— Work to complete —
The response must contain every line from the records below that has "genes".

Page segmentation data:
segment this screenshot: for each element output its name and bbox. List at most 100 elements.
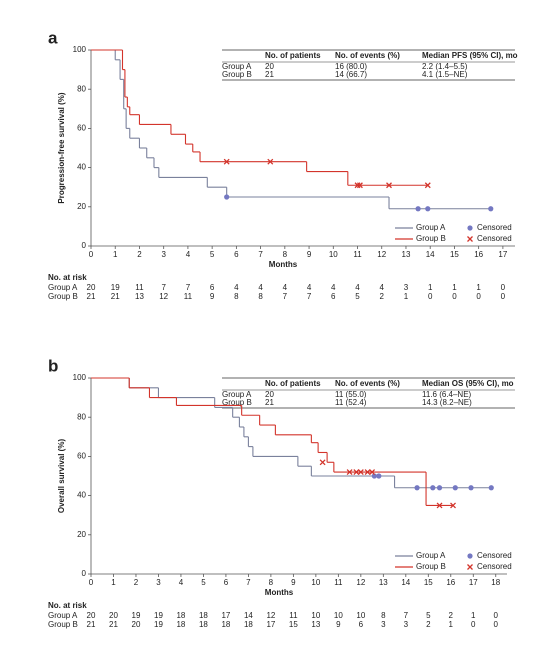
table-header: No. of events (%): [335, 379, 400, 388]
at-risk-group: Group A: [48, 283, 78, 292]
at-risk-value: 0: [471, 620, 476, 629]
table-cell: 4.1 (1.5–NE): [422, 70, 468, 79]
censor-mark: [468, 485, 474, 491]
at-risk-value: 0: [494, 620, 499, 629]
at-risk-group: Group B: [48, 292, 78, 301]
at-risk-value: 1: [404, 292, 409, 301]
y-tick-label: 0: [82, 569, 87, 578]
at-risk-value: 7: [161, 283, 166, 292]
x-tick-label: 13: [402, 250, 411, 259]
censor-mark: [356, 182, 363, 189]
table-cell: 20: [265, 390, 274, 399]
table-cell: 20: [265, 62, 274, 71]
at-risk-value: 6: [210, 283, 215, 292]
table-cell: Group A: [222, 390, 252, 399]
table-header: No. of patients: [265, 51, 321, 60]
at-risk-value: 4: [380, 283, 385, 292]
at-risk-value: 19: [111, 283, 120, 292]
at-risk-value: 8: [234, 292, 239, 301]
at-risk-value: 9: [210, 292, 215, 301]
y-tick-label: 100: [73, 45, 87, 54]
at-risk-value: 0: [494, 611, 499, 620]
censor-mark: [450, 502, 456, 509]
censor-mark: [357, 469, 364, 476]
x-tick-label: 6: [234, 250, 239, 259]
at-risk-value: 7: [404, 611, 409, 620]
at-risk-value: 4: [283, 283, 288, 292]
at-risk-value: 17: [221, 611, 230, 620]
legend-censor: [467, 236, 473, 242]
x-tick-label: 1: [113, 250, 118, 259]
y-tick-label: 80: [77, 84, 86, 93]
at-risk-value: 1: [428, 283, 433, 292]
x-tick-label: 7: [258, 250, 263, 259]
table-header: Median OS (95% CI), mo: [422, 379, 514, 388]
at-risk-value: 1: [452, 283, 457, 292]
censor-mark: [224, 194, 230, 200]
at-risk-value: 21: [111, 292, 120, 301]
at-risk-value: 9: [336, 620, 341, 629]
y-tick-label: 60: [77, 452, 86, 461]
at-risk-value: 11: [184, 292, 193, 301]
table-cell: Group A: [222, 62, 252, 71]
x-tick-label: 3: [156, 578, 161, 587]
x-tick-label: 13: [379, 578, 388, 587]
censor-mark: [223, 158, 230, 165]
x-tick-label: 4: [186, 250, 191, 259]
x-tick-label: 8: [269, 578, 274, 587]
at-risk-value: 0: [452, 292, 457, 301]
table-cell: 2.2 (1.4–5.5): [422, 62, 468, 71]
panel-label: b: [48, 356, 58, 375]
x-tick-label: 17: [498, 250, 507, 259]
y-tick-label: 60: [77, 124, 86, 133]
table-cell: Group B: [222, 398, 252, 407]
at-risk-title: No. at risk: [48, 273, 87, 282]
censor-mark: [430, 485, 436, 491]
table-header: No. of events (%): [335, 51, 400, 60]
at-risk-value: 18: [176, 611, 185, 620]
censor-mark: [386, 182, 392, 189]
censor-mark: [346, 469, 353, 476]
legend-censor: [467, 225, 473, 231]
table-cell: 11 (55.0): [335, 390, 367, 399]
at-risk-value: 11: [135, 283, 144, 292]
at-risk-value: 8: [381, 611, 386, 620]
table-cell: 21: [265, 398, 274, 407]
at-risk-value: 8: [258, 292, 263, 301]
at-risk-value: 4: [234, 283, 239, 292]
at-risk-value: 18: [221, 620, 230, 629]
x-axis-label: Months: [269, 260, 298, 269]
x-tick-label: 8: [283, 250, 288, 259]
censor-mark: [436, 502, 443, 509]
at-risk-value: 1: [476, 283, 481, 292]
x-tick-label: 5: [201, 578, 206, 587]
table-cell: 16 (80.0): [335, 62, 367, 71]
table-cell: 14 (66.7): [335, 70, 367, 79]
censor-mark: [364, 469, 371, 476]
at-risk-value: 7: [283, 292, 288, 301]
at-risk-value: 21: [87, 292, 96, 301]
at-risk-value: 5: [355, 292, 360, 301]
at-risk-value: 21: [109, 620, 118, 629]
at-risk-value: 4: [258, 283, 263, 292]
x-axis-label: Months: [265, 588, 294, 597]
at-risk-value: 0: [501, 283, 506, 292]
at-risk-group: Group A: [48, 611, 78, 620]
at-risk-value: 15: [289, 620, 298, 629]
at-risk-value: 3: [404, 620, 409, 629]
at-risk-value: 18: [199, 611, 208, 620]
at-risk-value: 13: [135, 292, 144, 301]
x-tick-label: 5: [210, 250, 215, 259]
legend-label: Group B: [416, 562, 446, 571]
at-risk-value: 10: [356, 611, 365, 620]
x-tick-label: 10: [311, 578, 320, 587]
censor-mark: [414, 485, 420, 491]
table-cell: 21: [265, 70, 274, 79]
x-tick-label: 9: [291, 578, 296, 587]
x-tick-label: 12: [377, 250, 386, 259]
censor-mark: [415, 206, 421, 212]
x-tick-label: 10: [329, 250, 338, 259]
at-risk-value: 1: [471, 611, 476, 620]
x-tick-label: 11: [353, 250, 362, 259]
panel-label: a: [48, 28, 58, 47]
...
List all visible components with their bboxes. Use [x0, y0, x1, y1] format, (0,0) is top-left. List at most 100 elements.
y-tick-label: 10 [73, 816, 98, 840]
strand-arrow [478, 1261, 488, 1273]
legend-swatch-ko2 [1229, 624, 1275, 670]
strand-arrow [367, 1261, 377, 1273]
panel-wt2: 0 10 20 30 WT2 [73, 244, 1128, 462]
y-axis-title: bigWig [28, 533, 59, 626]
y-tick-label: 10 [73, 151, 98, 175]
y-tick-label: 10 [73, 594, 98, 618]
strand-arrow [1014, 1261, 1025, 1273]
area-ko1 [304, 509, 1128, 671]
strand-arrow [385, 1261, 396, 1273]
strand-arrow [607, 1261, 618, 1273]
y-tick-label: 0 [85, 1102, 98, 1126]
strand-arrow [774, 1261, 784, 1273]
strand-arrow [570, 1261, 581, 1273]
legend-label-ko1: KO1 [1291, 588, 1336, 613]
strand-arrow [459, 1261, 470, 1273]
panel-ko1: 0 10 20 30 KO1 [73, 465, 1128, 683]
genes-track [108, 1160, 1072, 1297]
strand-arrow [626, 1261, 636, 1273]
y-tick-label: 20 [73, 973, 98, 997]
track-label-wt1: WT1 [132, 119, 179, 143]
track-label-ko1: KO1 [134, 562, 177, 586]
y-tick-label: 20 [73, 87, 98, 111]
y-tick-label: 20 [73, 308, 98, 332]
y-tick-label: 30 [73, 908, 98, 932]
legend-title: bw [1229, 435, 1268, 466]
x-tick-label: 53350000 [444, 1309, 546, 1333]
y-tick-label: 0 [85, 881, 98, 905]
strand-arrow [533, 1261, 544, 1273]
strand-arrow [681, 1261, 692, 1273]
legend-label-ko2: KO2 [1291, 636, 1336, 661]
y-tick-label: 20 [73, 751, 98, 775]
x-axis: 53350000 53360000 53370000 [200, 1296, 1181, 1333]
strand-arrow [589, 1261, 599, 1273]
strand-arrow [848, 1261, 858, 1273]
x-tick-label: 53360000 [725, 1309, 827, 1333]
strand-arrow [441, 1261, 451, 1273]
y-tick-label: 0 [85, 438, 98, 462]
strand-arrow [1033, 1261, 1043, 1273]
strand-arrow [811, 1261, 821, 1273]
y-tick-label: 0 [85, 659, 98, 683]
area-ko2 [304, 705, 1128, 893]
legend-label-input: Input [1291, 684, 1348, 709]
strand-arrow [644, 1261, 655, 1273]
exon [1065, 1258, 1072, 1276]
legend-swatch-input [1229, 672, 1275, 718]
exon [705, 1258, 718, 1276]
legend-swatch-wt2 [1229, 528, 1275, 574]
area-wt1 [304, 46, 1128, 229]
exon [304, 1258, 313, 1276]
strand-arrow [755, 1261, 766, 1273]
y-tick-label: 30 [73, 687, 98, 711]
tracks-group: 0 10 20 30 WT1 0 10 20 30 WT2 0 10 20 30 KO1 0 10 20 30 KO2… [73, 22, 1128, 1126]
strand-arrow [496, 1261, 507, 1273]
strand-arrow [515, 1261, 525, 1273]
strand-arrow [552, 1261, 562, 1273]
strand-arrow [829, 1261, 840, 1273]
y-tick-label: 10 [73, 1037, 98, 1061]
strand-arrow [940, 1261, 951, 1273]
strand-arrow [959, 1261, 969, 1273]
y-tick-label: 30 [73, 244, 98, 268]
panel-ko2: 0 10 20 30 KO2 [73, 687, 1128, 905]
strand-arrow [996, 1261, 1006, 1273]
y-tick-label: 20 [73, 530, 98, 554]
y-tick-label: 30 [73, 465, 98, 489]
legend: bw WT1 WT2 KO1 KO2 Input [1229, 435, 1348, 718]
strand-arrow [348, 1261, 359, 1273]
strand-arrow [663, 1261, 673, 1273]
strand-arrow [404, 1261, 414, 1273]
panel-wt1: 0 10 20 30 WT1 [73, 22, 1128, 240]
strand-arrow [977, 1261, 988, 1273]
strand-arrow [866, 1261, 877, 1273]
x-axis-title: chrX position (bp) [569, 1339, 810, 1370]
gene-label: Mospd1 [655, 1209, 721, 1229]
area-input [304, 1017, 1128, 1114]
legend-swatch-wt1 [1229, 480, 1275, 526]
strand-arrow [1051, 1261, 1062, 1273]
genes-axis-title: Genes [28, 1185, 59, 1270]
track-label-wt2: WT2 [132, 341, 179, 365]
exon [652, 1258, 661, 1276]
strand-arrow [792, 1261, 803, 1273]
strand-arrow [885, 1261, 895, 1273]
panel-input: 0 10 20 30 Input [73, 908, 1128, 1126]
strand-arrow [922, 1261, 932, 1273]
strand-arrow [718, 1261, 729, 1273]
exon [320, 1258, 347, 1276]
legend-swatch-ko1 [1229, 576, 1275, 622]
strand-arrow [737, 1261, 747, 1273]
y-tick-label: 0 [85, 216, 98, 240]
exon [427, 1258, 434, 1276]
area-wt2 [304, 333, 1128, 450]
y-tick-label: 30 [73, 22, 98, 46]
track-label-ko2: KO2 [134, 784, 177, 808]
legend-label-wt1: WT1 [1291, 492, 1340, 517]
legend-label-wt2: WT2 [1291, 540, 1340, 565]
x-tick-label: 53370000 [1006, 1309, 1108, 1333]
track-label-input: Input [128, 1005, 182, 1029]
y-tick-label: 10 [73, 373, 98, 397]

— Response area —
genes-track [108, 1160, 1072, 1297]
genes-axis-title: Genes [28, 1185, 59, 1270]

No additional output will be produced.